**DIRECTIONS**
For each line below that contains the string "asgari", copy that line.

(Figure content listings)

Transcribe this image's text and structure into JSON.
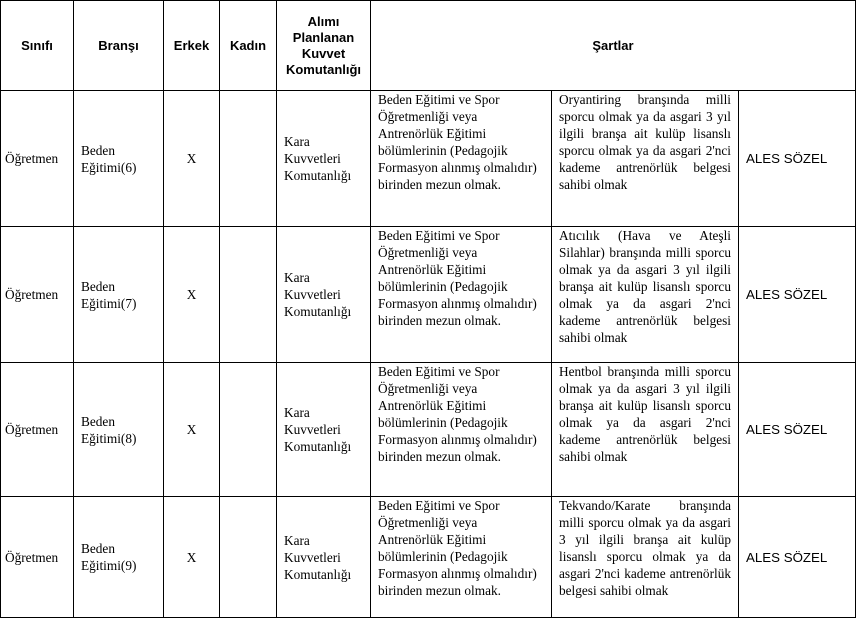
{
  "headers": {
    "sinifi": "Sınıfı",
    "bransi": "Branşı",
    "erkek": "Erkek",
    "kadin": "Kadın",
    "komutanlik": "Alımı Planlanan Kuvvet Komutanlığı",
    "sartlar": "Şartlar"
  },
  "rows": [
    {
      "sinifi": "Öğretmen",
      "bransi": "Beden Eğitimi(6)",
      "erkek": "X",
      "kadin": "",
      "komutanlik": "Kara Kuvvetleri Komutanlığı",
      "egitim": "Beden Eğitimi ve Spor Öğretmenliği veya Antrenörlük Eğitimi bölümlerinin (Pedagojik Formasyon alınmış olmalıdır) birinden mezun olmak.",
      "sart": "Oryantiring branşında milli sporcu olmak ya da asgari 3 yıl ilgili branşa ait kulüp lisanslı sporcu olmak ya da asgari 2'nci kademe antrenörlük belgesi sahibi olmak",
      "sinav": "ALES SÖZEL"
    },
    {
      "sinifi": "Öğretmen",
      "bransi": "Beden Eğitimi(7)",
      "erkek": "X",
      "kadin": "",
      "komutanlik": "Kara Kuvvetleri Komutanlığı",
      "egitim": "Beden Eğitimi ve Spor Öğretmenliği veya Antrenörlük Eğitimi bölümlerinin (Pedagojik Formasyon alınmış olmalıdır) birinden mezun olmak.",
      "sart": "Atıcılık (Hava ve Ateşli Silahlar) branşında milli sporcu olmak ya da asgari 3 yıl ilgili branşa ait kulüp lisanslı sporcu olmak ya da asgari 2'nci kademe antrenörlük belgesi sahibi olmak",
      "sinav": "ALES SÖZEL"
    },
    {
      "sinifi": "Öğretmen",
      "bransi": "Beden Eğitimi(8)",
      "erkek": "X",
      "kadin": "",
      "komutanlik": "Kara Kuvvetleri Komutanlığı",
      "egitim": "Beden Eğitimi ve Spor Öğretmenliği veya Antrenörlük Eğitimi bölümlerinin (Pedagojik Formasyon alınmış olmalıdır) birinden mezun olmak.",
      "sart": "Hentbol branşında milli sporcu olmak ya da asgari 3 yıl ilgili branşa ait kulüp lisanslı sporcu olmak ya da asgari 2'nci kademe antrenörlük belgesi sahibi olmak",
      "sinav": "ALES SÖZEL"
    },
    {
      "sinifi": "Öğretmen",
      "bransi": "Beden Eğitimi(9)",
      "erkek": "X",
      "kadin": "",
      "komutanlik": "Kara Kuvvetleri Komutanlığı",
      "egitim": "Beden Eğitimi ve Spor Öğretmenliği veya Antrenörlük Eğitimi bölümlerinin (Pedagojik Formasyon alınmış olmalıdır) birinden mezun olmak.",
      "sart": "Tekvando/Karate branşında milli sporcu olmak ya da asgari 3 yıl ilgili branşa ait kulüp lisanslı sporcu olmak ya da asgari 2'nci kademe antrenörlük belgesi sahibi olmak",
      "sinav": "ALES SÖZEL"
    }
  ]
}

**REPLY TO THE TASK**
      "sart": "Oryantiring branşında milli sporcu olmak ya da asgari 3 yıl ilgili branşa ait kulüp lisanslı sporcu olmak ya da asgari 2'nci kademe antrenörlük belgesi sahibi olmak",
      "sart": "Atıcılık (Hava ve Ateşli Silahlar) branşında milli sporcu olmak ya da asgari 3 yıl ilgili branşa ait kulüp lisanslı sporcu olmak ya da asgari 2'nci kademe antrenörlük belgesi sahibi olmak",
      "sart": "Hentbol branşında milli sporcu olmak ya da asgari 3 yıl ilgili branşa ait kulüp lisanslı sporcu olmak ya da asgari 2'nci kademe antrenörlük belgesi sahibi olmak",
      "sart": "Tekvando/Karate branşında milli sporcu olmak ya da asgari 3 yıl ilgili branşa ait kulüp lisanslı sporcu olmak ya da asgari 2'nci kademe antrenörlük belgesi sahibi olmak",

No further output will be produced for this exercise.